▶ **Written task**
Repeat all of the records verbatim.

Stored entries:
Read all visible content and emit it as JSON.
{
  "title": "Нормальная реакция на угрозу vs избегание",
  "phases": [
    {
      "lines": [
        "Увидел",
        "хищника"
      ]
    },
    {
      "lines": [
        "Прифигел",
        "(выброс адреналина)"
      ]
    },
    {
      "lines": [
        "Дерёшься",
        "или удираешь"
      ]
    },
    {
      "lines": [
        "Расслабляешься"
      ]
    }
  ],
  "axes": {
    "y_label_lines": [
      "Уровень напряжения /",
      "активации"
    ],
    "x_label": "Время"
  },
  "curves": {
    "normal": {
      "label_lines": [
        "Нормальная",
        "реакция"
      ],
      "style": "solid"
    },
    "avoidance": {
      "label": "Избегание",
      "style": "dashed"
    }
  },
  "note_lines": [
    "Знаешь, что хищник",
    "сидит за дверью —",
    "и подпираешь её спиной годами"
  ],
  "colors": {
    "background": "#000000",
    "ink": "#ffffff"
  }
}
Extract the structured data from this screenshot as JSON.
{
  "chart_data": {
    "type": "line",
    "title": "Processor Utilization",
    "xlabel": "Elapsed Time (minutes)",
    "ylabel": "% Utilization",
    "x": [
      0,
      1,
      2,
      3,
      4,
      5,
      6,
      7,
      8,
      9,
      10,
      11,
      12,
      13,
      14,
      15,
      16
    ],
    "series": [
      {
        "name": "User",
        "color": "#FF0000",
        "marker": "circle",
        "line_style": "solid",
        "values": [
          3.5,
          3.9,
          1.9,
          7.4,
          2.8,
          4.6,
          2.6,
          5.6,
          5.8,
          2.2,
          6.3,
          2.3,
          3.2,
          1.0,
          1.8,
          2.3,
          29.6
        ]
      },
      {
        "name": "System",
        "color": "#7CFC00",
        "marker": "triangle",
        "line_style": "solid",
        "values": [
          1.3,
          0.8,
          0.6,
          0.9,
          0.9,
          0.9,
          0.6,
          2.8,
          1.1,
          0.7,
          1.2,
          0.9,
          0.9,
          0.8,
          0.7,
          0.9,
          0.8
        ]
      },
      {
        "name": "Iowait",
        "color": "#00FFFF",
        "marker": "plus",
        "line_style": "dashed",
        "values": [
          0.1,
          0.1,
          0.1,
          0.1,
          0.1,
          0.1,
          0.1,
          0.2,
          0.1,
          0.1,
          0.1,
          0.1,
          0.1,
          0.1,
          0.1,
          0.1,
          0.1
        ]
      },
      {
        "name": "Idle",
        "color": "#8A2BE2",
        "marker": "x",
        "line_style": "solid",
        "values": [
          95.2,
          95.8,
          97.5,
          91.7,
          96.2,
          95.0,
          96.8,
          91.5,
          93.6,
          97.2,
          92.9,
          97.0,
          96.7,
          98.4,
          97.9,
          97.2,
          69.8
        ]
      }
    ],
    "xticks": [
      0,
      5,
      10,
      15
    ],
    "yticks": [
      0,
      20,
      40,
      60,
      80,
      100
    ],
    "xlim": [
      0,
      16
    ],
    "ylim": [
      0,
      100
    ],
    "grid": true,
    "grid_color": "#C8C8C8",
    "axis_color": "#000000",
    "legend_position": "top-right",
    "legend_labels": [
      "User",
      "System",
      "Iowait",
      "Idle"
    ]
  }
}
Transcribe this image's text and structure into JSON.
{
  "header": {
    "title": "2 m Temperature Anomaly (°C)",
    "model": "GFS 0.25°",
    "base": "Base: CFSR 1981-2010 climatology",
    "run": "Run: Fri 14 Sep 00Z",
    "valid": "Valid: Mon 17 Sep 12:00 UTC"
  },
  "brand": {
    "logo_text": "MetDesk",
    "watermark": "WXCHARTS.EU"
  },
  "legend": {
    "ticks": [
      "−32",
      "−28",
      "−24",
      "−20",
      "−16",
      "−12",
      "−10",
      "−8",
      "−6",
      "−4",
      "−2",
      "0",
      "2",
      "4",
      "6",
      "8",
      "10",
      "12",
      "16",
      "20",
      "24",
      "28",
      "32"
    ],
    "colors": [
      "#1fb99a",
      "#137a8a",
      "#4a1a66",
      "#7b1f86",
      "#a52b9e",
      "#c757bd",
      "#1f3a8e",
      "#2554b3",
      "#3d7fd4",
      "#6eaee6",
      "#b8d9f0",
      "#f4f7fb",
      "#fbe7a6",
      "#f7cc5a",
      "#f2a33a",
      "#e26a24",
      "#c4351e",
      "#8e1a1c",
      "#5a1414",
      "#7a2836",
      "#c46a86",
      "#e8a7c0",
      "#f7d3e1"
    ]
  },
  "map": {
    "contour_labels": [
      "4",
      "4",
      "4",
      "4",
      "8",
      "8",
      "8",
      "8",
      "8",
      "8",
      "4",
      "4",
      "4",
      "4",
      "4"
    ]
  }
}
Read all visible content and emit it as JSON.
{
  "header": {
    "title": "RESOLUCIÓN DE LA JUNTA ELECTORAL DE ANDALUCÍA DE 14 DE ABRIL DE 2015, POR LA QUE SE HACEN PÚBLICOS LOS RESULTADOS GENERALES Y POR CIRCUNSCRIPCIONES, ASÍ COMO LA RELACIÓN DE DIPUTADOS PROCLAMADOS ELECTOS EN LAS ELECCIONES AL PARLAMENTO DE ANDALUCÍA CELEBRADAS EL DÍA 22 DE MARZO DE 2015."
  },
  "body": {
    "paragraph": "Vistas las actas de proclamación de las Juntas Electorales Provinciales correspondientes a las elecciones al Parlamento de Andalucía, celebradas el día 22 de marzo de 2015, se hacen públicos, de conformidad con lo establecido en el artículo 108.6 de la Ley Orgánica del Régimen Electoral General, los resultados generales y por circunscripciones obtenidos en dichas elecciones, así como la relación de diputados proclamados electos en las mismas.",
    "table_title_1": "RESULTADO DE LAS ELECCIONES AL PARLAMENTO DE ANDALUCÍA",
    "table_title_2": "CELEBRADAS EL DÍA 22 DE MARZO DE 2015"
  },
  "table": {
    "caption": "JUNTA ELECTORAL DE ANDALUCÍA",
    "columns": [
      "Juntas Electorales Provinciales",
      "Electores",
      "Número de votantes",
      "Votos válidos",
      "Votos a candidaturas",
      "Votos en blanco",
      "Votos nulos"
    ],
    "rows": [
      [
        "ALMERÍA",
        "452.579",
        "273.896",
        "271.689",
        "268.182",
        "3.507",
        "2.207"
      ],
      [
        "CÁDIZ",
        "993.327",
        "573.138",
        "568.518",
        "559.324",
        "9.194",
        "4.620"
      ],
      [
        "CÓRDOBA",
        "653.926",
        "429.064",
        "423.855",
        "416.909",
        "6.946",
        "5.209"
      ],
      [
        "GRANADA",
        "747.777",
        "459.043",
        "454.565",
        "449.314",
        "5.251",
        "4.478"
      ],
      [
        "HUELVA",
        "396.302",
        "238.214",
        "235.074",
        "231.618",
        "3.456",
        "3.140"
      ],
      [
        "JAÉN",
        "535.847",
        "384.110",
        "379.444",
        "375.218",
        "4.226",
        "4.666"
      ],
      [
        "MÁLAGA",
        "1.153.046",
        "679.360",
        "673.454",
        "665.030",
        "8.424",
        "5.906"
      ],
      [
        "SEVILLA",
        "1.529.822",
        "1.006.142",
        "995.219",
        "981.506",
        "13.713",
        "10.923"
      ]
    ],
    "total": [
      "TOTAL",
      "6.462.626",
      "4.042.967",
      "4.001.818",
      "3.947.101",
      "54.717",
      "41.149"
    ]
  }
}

▶ **Written reply**
Read all visible content and emit it as JSON.
{
  "title": "Нормальная реакция на угрозу vs избегание",
  "phases": [
    {
      "lines": [
        "Увидел",
        "хищника"
      ]
    },
    {
      "lines": [
        "Прифигел",
        "(выброс адреналина)"
      ]
    },
    {
      "lines": [
        "Дерёшься",
        "или удираешь"
      ]
    },
    {
      "lines": [
        "Расслабляешься"
      ]
    }
  ],
  "axes": {
    "y_label_lines": [
      "Уровень напряжения /",
      "активации"
    ],
    "x_label": "Время"
  },
  "curves": {
    "normal": {
      "label_lines": [
        "Нормальная",
        "реакция"
      ],
      "style": "solid"
    },
    "avoidance": {
      "label": "Избегание",
      "style": "dashed"
    }
  },
  "note_lines": [
    "Знаешь, что хищник",
    "сидит за дверью —",
    "и подпираешь её спиной годами"
  ],
  "colors": {
    "background": "#000000",
    "ink": "#ffffff"
  }
}
Extract the structured data from this screenshot as JSON.
{
  "chart_data": {
    "type": "line",
    "title": "Processor Utilization",
    "xlabel": "Elapsed Time (minutes)",
    "ylabel": "% Utilization",
    "x": [
      0,
      1,
      2,
      3,
      4,
      5,
      6,
      7,
      8,
      9,
      10,
      11,
      12,
      13,
      14,
      15,
      16
    ],
    "series": [
      {
        "name": "User",
        "color": "#FF0000",
        "marker": "circle",
        "line_style": "solid",
        "values": [
          3.5,
          3.9,
          1.9,
          7.4,
          2.8,
          4.6,
          2.6,
          5.6,
          5.8,
          2.2,
          6.3,
          2.3,
          3.2,
          1.0,
          1.8,
          2.3,
          29.6
        ]
      },
      {
        "name": "System",
        "color": "#7CFC00",
        "marker": "triangle",
        "line_style": "solid",
        "values": [
          1.3,
          0.8,
          0.6,
          0.9,
          0.9,
          0.9,
          0.6,
          2.8,
          1.1,
          0.7,
          1.2,
          0.9,
          0.9,
          0.8,
          0.7,
          0.9,
          0.8
        ]
      },
      {
        "name": "Iowait",
        "color": "#00FFFF",
        "marker": "plus",
        "line_style": "dashed",
        "values": [
          0.1,
          0.1,
          0.1,
          0.1,
          0.1,
          0.1,
          0.1,
          0.2,
          0.1,
          0.1,
          0.1,
          0.1,
          0.1,
          0.1,
          0.1,
          0.1,
          0.1
        ]
      },
      {
        "name": "Idle",
        "color": "#8A2BE2",
        "marker": "x",
        "line_style": "solid",
        "values": [
          95.2,
          95.8,
          97.5,
          91.7,
          96.2,
          95.0,
          96.8,
          91.5,
          93.6,
          97.2,
          92.9,
          97.0,
          96.7,
          98.4,
          97.9,
          97.2,
          69.8
        ]
      }
    ],
    "xticks": [
      0,
      5,
      10,
      15
    ],
    "yticks": [
      0,
      20,
      40,
      60,
      80,
      100
    ],
    "xlim": [
      0,
      16
    ],
    "ylim": [
      0,
      100
    ],
    "grid": true,
    "grid_color": "#C8C8C8",
    "axis_color": "#000000",
    "legend_position": "top-right",
    "legend_labels": [
      "User",
      "System",
      "Iowait",
      "Idle"
    ]
  }
}
Transcribe this image's text and structure into JSON.
{
  "header": {
    "title": "2 m Temperature Anomaly (°C)",
    "model": "GFS 0.25°",
    "base": "Base: CFSR 1981-2010 climatology",
    "run": "Run: Fri 14 Sep 00Z",
    "valid": "Valid: Mon 17 Sep 12:00 UTC"
  },
  "brand": {
    "logo_text": "MetDesk",
    "watermark": "WXCHARTS.EU"
  },
  "legend": {
    "ticks": [
      "−32",
      "−28",
      "−24",
      "−20",
      "−16",
      "−12",
      "−10",
      "−8",
      "−6",
      "−4",
      "−2",
      "0",
      "2",
      "4",
      "6",
      "8",
      "10",
      "12",
      "16",
      "20",
      "24",
      "28",
      "32"
    ],
    "colors": [
      "#1fb99a",
      "#137a8a",
      "#4a1a66",
      "#7b1f86",
      "#a52b9e",
      "#c757bd",
      "#1f3a8e",
      "#2554b3",
      "#3d7fd4",
      "#6eaee6",
      "#b8d9f0",
      "#f4f7fb",
      "#fbe7a6",
      "#f7cc5a",
      "#f2a33a",
      "#e26a24",
      "#c4351e",
      "#8e1a1c",
      "#5a1414",
      "#7a2836",
      "#c46a86",
      "#e8a7c0",
      "#f7d3e1"
    ]
  },
  "map": {
    "contour_labels": [
      "4",
      "4",
      "4",
      "4",
      "8",
      "8",
      "8",
      "8",
      "8",
      "8",
      "4",
      "4",
      "4",
      "4",
      "4"
    ]
  }
}
Read all visible content and emit it as JSON.
{
  "header": {
    "title": "RESOLUCIÓN DE LA JUNTA ELECTORAL DE ANDALUCÍA DE 14 DE ABRIL DE 2015, POR LA QUE SE HACEN PÚBLICOS LOS RESULTADOS GENERALES Y POR CIRCUNSCRIPCIONES, ASÍ COMO LA RELACIÓN DE DIPUTADOS PROCLAMADOS ELECTOS EN LAS ELECCIONES AL PARLAMENTO DE ANDALUCÍA CELEBRADAS EL DÍA 22 DE MARZO DE 2015."
  },
  "body": {
    "paragraph": "Vistas las actas de proclamación de las Juntas Electorales Provinciales correspondientes a las elecciones al Parlamento de Andalucía, celebradas el día 22 de marzo de 2015, se hacen públicos, de conformidad con lo establecido en el artículo 108.6 de la Ley Orgánica del Régimen Electoral General, los resultados generales y por circunscripciones obtenidos en dichas elecciones, así como la relación de diputados proclamados electos en las mismas.",
    "table_title_1": "RESULTADO DE LAS ELECCIONES AL PARLAMENTO DE ANDALUCÍA",
    "table_title_2": "CELEBRADAS EL DÍA 22 DE MARZO DE 2015"
  },
  "table": {
    "caption": "JUNTA ELECTORAL DE ANDALUCÍA",
    "columns": [
      "Juntas Electorales Provinciales",
      "Electores",
      "Número de votantes",
      "Votos válidos",
      "Votos a candidaturas",
      "Votos en blanco",
      "Votos nulos"
    ],
    "rows": [
      [
        "ALMERÍA",
        "452.579",
        "273.896",
        "271.689",
        "268.182",
        "3.507",
        "2.207"
      ],
      [
        "CÁDIZ",
        "993.327",
        "573.138",
        "568.518",
        "559.324",
        "9.194",
        "4.620"
      ],
      [
        "CÓRDOBA",
        "653.926",
        "429.064",
        "423.855",
        "416.909",
        "6.946",
        "5.209"
      ],
      [
        "GRANADA",
        "747.777",
        "459.043",
        "454.565",
        "449.314",
        "5.251",
        "4.478"
      ],
      [
        "HUELVA",
        "396.302",
        "238.214",
        "235.074",
        "231.618",
        "3.456",
        "3.140"
      ],
      [
        "JAÉN",
        "535.847",
        "384.110",
        "379.444",
        "375.218",
        "4.226",
        "4.666"
      ],
      [
        "MÁLAGA",
        "1.153.046",
        "679.360",
        "673.454",
        "665.030",
        "8.424",
        "5.906"
      ],
      [
        "SEVILLA",
        "1.529.822",
        "1.006.142",
        "995.219",
        "981.506",
        "13.713",
        "10.923"
      ]
    ],
    "total": [
      "TOTAL",
      "6.462.626",
      "4.042.967",
      "4.001.818",
      "3.947.101",
      "54.717",
      "41.149"
    ]
  }
}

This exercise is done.